> **SHORT TASK**: Go through the listing and return every line with "name" in it.

> **EXCERPTED DATA**:
+---+
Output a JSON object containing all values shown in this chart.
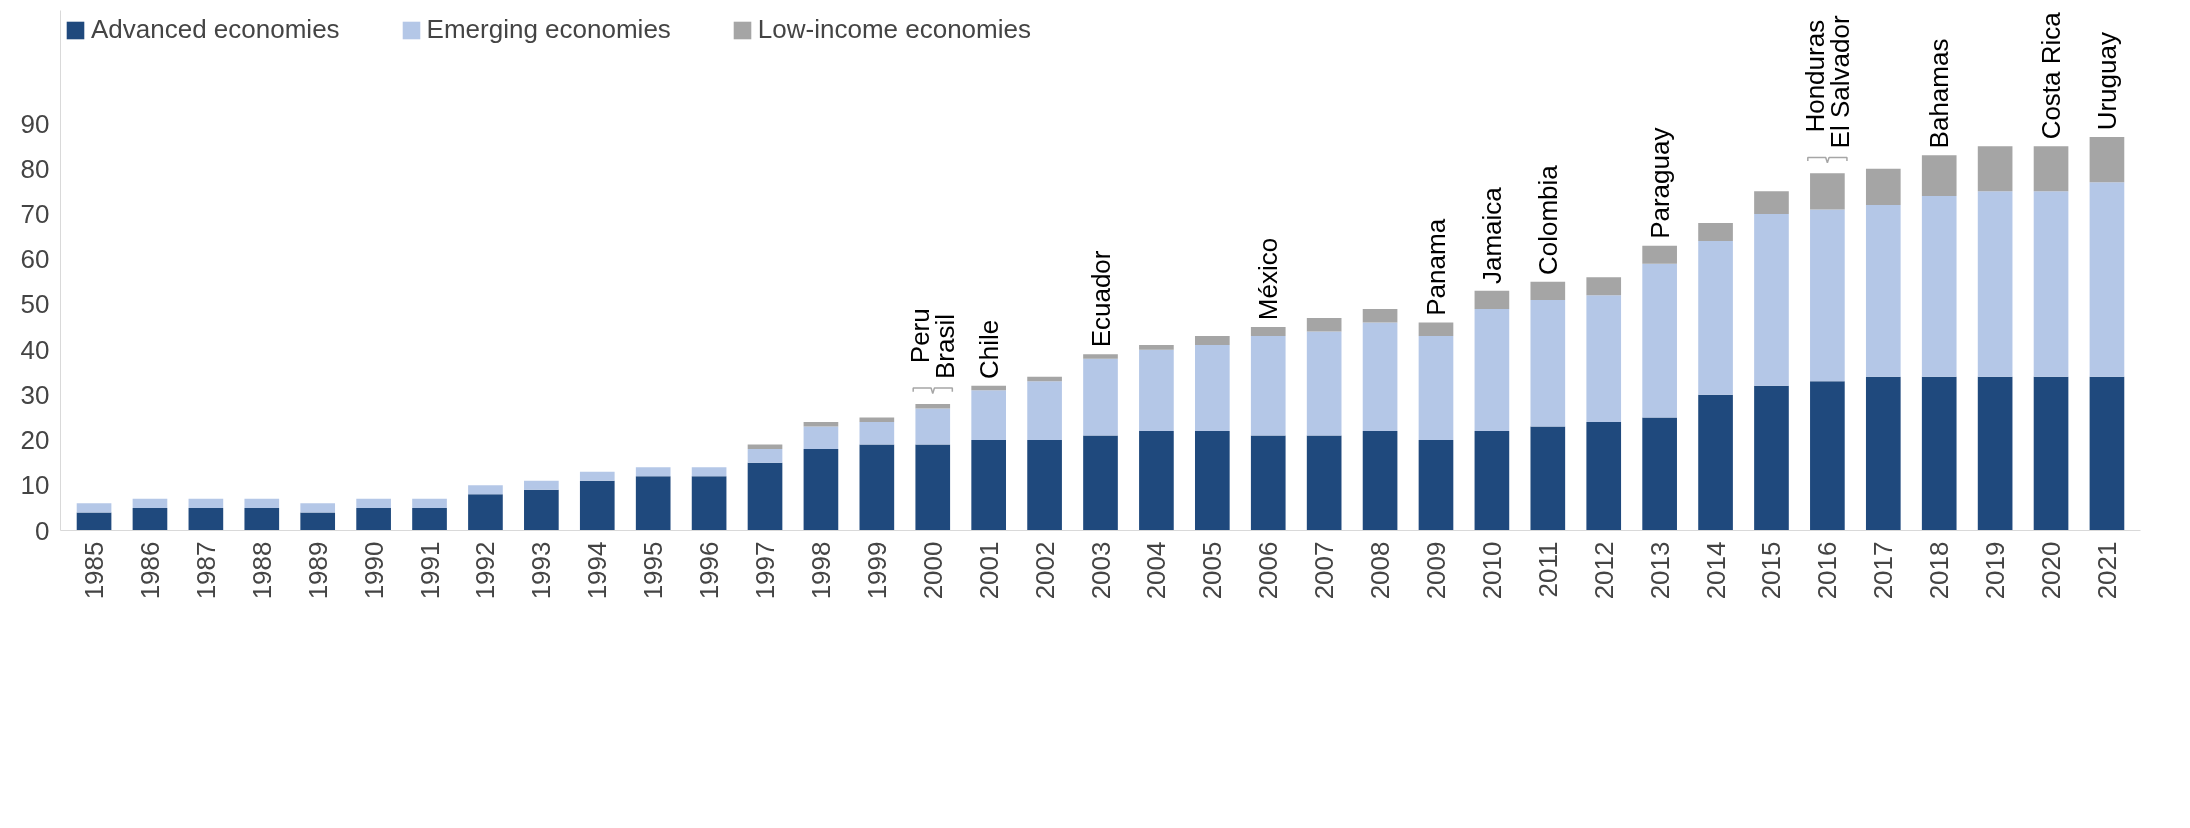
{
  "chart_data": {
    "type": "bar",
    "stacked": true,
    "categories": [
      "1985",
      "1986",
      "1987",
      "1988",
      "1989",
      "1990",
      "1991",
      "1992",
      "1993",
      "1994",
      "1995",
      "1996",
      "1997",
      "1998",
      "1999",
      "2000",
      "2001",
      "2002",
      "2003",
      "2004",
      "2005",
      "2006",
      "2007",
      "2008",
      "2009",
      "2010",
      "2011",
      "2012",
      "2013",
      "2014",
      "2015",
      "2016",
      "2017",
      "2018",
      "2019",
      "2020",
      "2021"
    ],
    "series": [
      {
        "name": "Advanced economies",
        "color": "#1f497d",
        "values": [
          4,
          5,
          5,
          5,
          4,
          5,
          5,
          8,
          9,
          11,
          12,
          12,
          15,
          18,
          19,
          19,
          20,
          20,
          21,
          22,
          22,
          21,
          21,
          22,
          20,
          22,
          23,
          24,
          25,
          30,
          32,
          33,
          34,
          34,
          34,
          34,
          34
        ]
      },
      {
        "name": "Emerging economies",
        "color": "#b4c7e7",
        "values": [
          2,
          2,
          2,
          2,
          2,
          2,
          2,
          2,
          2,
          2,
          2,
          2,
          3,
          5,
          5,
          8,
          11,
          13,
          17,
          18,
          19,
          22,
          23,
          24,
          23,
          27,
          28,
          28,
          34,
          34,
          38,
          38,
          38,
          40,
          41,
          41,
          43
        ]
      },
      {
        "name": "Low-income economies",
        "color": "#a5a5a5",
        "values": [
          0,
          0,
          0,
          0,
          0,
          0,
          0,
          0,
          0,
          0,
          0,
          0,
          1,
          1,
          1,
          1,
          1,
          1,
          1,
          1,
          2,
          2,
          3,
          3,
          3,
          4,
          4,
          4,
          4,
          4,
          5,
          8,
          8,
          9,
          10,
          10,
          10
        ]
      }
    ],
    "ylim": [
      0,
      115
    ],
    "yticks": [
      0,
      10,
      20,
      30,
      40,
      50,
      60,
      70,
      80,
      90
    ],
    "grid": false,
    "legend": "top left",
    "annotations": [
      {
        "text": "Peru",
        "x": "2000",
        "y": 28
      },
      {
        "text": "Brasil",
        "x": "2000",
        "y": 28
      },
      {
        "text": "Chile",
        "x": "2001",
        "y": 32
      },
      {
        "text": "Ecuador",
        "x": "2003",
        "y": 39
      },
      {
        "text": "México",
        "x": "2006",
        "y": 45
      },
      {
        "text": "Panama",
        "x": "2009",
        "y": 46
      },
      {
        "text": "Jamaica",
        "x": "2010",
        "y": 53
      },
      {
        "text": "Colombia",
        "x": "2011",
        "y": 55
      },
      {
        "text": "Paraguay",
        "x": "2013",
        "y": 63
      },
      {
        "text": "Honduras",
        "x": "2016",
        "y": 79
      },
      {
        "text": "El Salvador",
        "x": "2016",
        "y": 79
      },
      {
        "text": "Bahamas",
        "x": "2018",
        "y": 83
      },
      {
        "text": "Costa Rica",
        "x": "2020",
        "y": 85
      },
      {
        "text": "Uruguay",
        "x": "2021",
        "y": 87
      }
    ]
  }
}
+---+
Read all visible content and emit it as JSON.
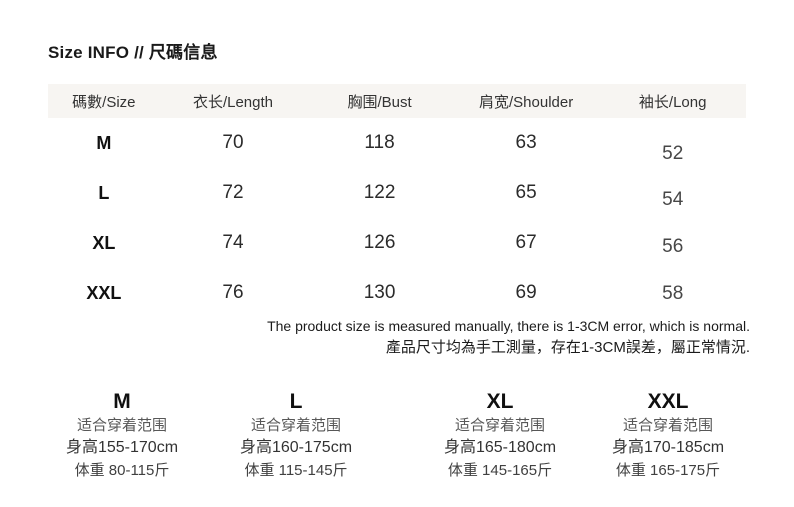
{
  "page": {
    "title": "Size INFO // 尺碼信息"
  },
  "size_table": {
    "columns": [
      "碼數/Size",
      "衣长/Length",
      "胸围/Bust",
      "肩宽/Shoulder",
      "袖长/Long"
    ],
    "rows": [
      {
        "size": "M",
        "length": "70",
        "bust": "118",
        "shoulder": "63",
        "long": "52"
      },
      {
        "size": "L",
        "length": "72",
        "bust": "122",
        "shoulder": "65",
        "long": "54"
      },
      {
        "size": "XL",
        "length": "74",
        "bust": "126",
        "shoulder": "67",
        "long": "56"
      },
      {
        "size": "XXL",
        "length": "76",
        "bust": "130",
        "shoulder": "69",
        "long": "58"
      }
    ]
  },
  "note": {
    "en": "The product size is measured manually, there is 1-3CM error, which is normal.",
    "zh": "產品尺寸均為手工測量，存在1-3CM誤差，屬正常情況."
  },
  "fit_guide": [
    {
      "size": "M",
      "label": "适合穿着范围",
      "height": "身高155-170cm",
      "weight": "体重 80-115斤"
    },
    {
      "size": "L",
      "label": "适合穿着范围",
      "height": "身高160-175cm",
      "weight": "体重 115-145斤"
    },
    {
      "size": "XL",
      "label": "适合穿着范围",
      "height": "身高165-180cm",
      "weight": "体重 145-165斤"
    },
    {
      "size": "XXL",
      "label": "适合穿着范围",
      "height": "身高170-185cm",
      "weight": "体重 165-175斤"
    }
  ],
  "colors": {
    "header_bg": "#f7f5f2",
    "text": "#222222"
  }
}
+---+
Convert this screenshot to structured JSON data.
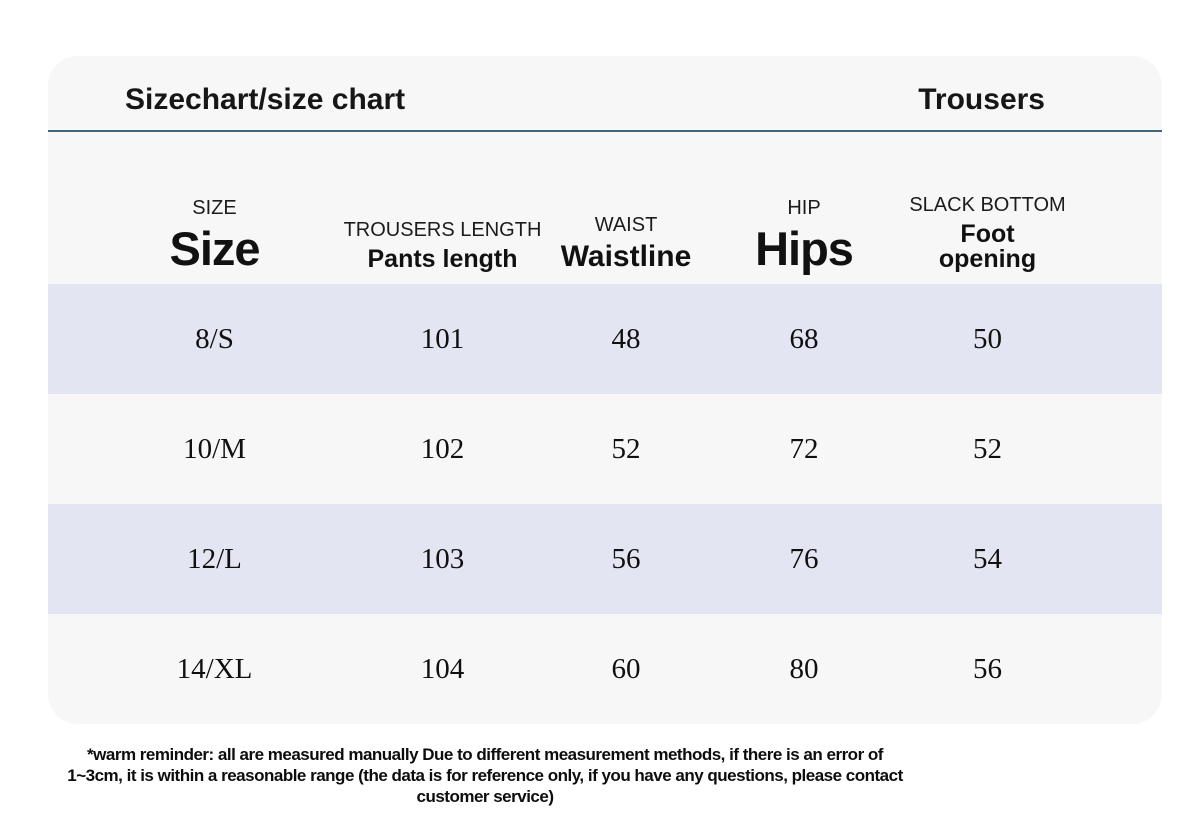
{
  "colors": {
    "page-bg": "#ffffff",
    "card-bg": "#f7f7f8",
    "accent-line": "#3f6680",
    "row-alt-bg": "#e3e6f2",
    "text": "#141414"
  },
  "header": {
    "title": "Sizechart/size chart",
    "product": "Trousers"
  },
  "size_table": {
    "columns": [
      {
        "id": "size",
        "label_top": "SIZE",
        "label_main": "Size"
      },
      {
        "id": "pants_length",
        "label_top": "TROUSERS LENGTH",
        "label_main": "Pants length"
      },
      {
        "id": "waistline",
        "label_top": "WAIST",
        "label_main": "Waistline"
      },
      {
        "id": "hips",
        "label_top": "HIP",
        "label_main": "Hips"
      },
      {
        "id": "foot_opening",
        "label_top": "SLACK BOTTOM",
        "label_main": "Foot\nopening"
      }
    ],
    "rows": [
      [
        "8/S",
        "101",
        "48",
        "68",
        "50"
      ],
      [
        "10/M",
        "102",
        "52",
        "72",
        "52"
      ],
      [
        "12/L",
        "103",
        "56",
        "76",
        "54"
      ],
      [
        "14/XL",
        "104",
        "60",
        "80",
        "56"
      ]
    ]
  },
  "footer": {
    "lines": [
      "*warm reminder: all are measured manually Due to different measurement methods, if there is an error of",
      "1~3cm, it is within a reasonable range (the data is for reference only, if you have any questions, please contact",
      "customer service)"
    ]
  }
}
+---+
> **ANSWER**:
        "name": "Advanced economies",
        "name": "Emerging economies",
        "name": "Low-income economies",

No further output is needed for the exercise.